[Dataset records on visual material]
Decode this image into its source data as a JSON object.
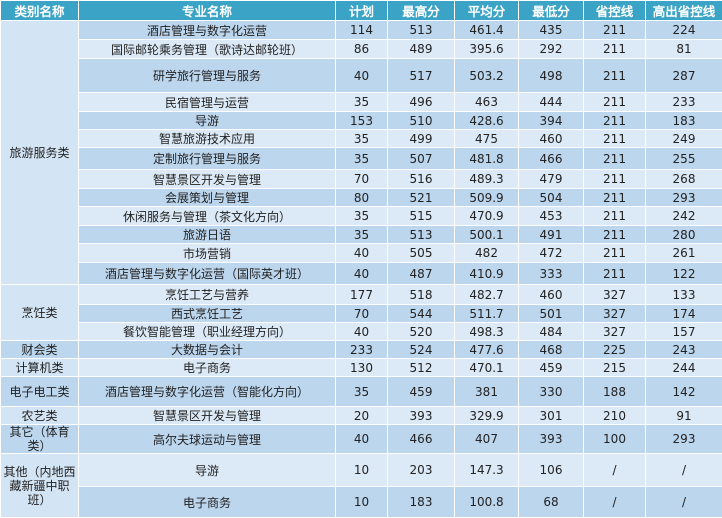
{
  "colors": {
    "header": "#3ba4c6",
    "row_dark": "#bcd6ee",
    "row_light": "#dce9f6"
  },
  "headers": [
    "类别名称",
    "专业名称",
    "计划",
    "最高分",
    "平均分",
    "最低分",
    "省控线",
    "高出省控线"
  ],
  "groups": [
    {
      "category": "旅游服务类",
      "rows": [
        [
          "酒店管理与数字化运营",
          "114",
          "513",
          "461.4",
          "435",
          "211",
          "224"
        ],
        [
          "国际邮轮乘务管理（歌诗达邮轮班）",
          "86",
          "489",
          "395.6",
          "292",
          "211",
          "81"
        ],
        [
          "研学旅行管理与服务",
          "40",
          "517",
          "503.2",
          "498",
          "211",
          "287"
        ],
        [
          "民宿管理与运营",
          "35",
          "496",
          "463",
          "444",
          "211",
          "233"
        ],
        [
          "导游",
          "153",
          "510",
          "428.6",
          "394",
          "211",
          "183"
        ],
        [
          "智慧旅游技术应用",
          "35",
          "499",
          "475",
          "460",
          "211",
          "249"
        ],
        [
          "定制旅行管理与服务",
          "35",
          "507",
          "481.8",
          "466",
          "211",
          "255"
        ],
        [
          "智慧景区开发与管理",
          "70",
          "516",
          "489.3",
          "479",
          "211",
          "268"
        ],
        [
          "会展策划与管理",
          "80",
          "521",
          "509.9",
          "504",
          "211",
          "293"
        ],
        [
          "休闲服务与管理（茶文化方向）",
          "35",
          "515",
          "470.9",
          "453",
          "211",
          "242"
        ],
        [
          "旅游日语",
          "35",
          "513",
          "500.1",
          "491",
          "211",
          "280"
        ],
        [
          "市场营销",
          "40",
          "505",
          "482",
          "472",
          "211",
          "261"
        ],
        [
          "酒店管理与数字化运营（国际英才班）",
          "40",
          "487",
          "410.9",
          "333",
          "211",
          "122"
        ]
      ]
    },
    {
      "category": "烹饪类",
      "rows": [
        [
          "烹饪工艺与营养",
          "177",
          "518",
          "482.7",
          "460",
          "327",
          "133"
        ],
        [
          "西式烹饪工艺",
          "70",
          "544",
          "511.7",
          "501",
          "327",
          "174"
        ],
        [
          "餐饮智能管理（职业经理方向）",
          "40",
          "520",
          "498.3",
          "484",
          "327",
          "157"
        ]
      ]
    },
    {
      "category": "财会类",
      "rows": [
        [
          "大数据与会计",
          "233",
          "524",
          "477.6",
          "468",
          "225",
          "243"
        ]
      ]
    },
    {
      "category": "计算机类",
      "rows": [
        [
          "电子商务",
          "130",
          "512",
          "470.1",
          "459",
          "215",
          "244"
        ]
      ]
    },
    {
      "category": "电子电工类",
      "rows": [
        [
          "酒店管理与数字化运营（智能化方向）",
          "35",
          "459",
          "381",
          "330",
          "188",
          "142"
        ]
      ]
    },
    {
      "category": "农艺类",
      "rows": [
        [
          "智慧景区开发与管理",
          "20",
          "393",
          "329.9",
          "301",
          "210",
          "91"
        ]
      ]
    },
    {
      "category": "其它（体育类）",
      "rows": [
        [
          "高尔夫球运动与管理",
          "40",
          "466",
          "407",
          "393",
          "100",
          "293"
        ]
      ]
    },
    {
      "category": "其他（内地西藏新疆中职班）",
      "rows": [
        [
          "导游",
          "10",
          "203",
          "147.3",
          "106",
          "/",
          "/"
        ],
        [
          "电子商务",
          "10",
          "183",
          "100.8",
          "68",
          "/",
          "/"
        ]
      ]
    }
  ]
}
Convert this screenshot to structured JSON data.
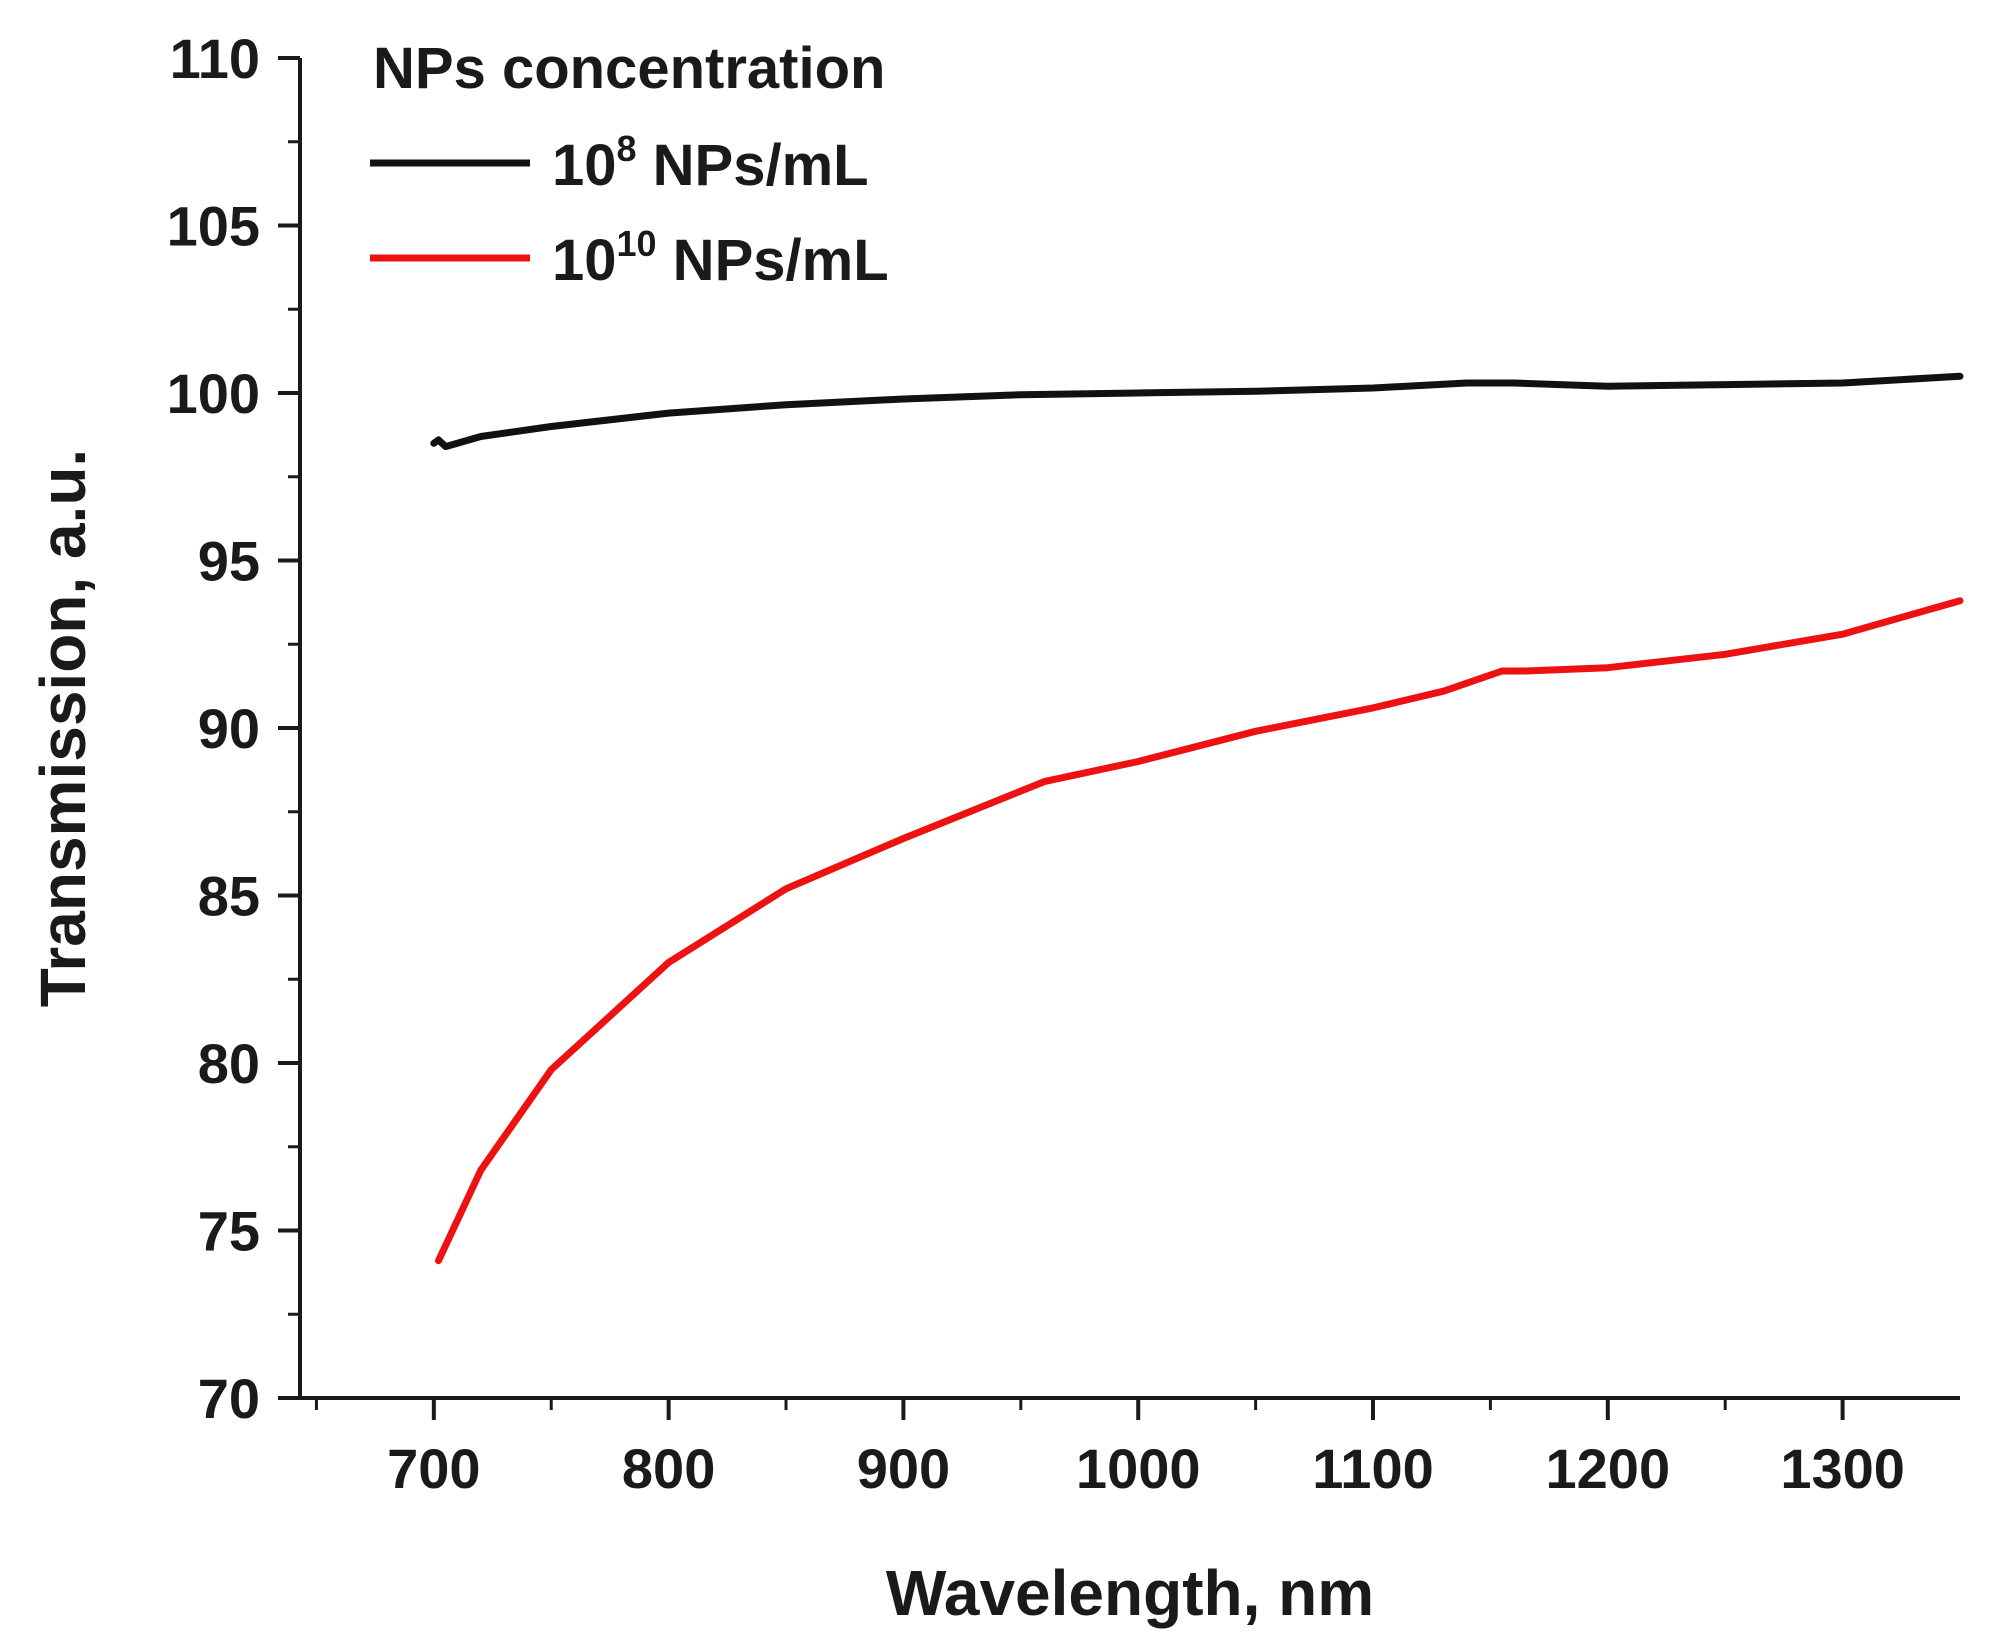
{
  "chart_data": {
    "type": "line",
    "title": "",
    "xlabel": "Wavelength, nm",
    "ylabel": "Transmission, a.u.",
    "xlim": [
      643,
      1350
    ],
    "ylim": [
      70,
      110
    ],
    "xticks": [
      700,
      800,
      900,
      1000,
      1100,
      1200,
      1300
    ],
    "yticks": [
      70,
      75,
      80,
      85,
      90,
      95,
      100,
      105,
      110
    ],
    "grid": false,
    "legend": {
      "title": "NPs concentration",
      "placement": "top-left",
      "entries": [
        {
          "base": "10",
          "exponent": "8",
          "unit": " NPs/mL"
        },
        {
          "base": "10",
          "exponent": "10",
          "unit": " NPs/mL"
        }
      ]
    },
    "series": [
      {
        "name": "10^8 NPs/mL",
        "color": "#111111",
        "x": [
          700,
          702,
          705,
          720,
          750,
          800,
          850,
          900,
          950,
          1000,
          1050,
          1100,
          1140,
          1160,
          1200,
          1250,
          1300,
          1350
        ],
        "y": [
          98.5,
          98.6,
          98.4,
          98.7,
          99.0,
          99.4,
          99.65,
          99.82,
          99.95,
          100.0,
          100.05,
          100.15,
          100.3,
          100.3,
          100.2,
          100.25,
          100.3,
          100.5
        ]
      },
      {
        "name": "10^10 NPs/mL",
        "color": "#ee1111",
        "x": [
          702,
          720,
          750,
          800,
          850,
          900,
          960,
          1000,
          1050,
          1100,
          1130,
          1155,
          1165,
          1200,
          1250,
          1300,
          1350
        ],
        "y": [
          74.1,
          76.8,
          79.8,
          83.0,
          85.2,
          86.7,
          88.4,
          89.0,
          89.9,
          90.6,
          91.1,
          91.7,
          91.7,
          91.8,
          92.2,
          92.8,
          93.8
        ]
      }
    ]
  }
}
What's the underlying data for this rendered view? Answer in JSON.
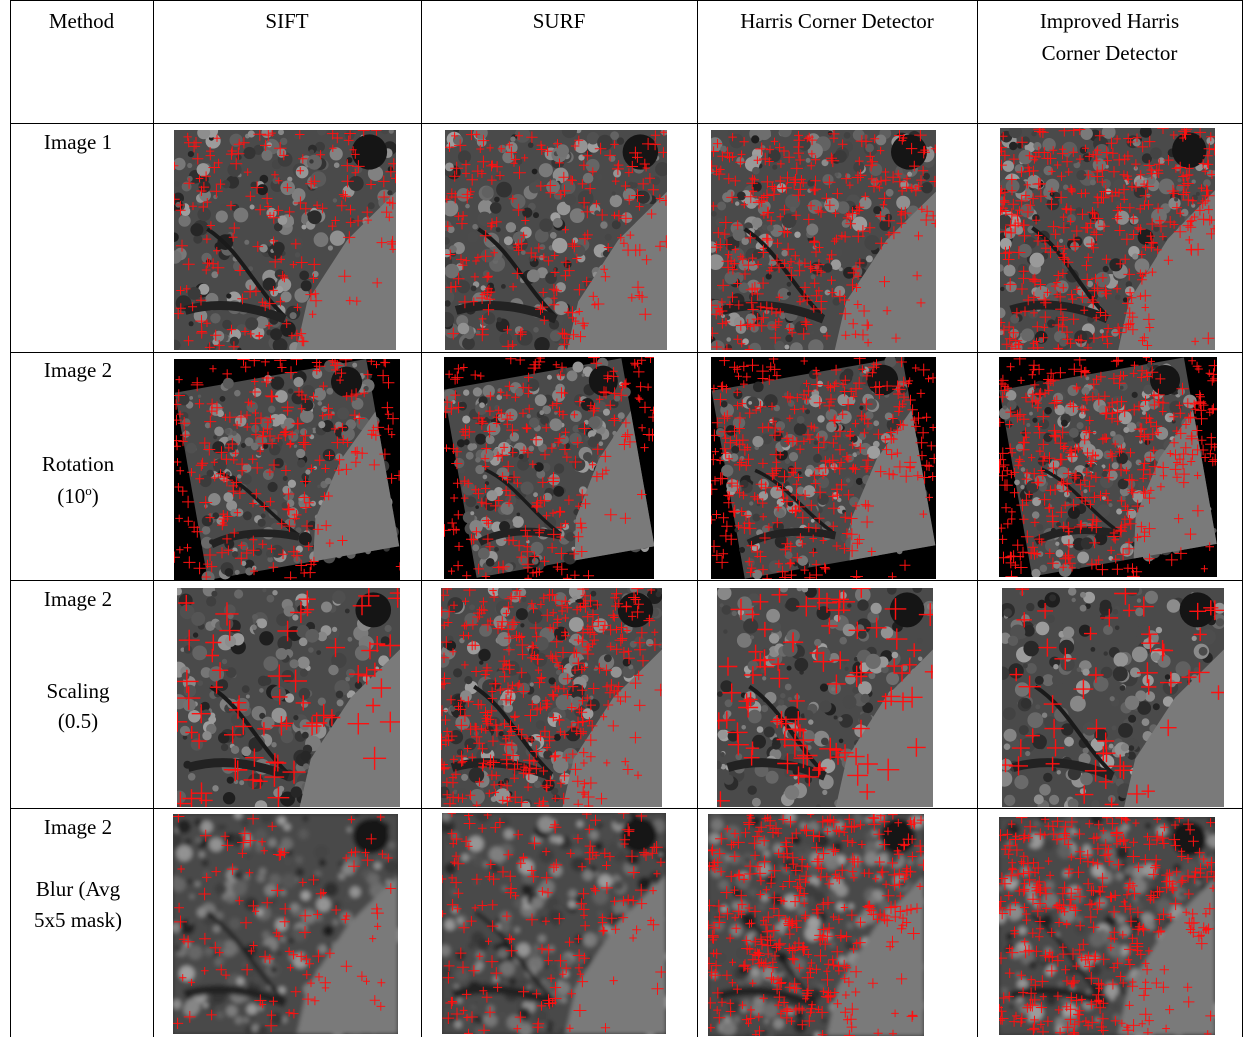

**PROBLEM REQUIREMENTS**.
Output an exact copy of the lines from the one with "Convert this screenshot" through the closing line of the records, inclusive, without any images.

**WRITTEN REPLY**.
Convert this screenshot to structured JSON data.
{
  "chart_data": {
    "type": "line",
    "title": "",
    "xlabel": "Wavelength, nm",
    "ylabel": "Transmission, a.u.",
    "xlim": [
      643,
      1350
    ],
    "ylim": [
      70,
      110
    ],
    "xticks": [
      700,
      800,
      900,
      1000,
      1100,
      1200,
      1300
    ],
    "yticks": [
      70,
      75,
      80,
      85,
      90,
      95,
      100,
      105,
      110
    ],
    "grid": false,
    "legend": {
      "title": "NPs concentration",
      "placement": "top-left",
      "entries": [
        {
          "base": "10",
          "exponent": "8",
          "unit": " NPs/mL"
        },
        {
          "base": "10",
          "exponent": "10",
          "unit": " NPs/mL"
        }
      ]
    },
    "series": [
      {
        "name": "10^8 NPs/mL",
        "color": "#111111",
        "x": [
          700,
          702,
          705,
          720,
          750,
          800,
          850,
          900,
          950,
          1000,
          1050,
          1100,
          1140,
          1160,
          1200,
          1250,
          1300,
          1350
        ],
        "y": [
          98.5,
          98.6,
          98.4,
          98.7,
          99.0,
          99.4,
          99.65,
          99.82,
          99.95,
          100.0,
          100.05,
          100.15,
          100.3,
          100.3,
          100.2,
          100.25,
          100.3,
          100.5
        ]
      },
      {
        "name": "10^10 NPs/mL",
        "color": "#ee1111",
        "x": [
          702,
          720,
          750,
          800,
          850,
          900,
          960,
          1000,
          1050,
          1100,
          1130,
          1155,
          1165,
          1200,
          1250,
          1300,
          1350
        ],
        "y": [
          74.1,
          76.8,
          79.8,
          83.0,
          85.2,
          86.7,
          88.4,
          89.0,
          89.9,
          90.6,
          91.1,
          91.7,
          91.7,
          91.8,
          92.2,
          92.8,
          93.8
        ]
      }
    ]
  }
}
What's the underlying data for this rendered view? Answer in JSON.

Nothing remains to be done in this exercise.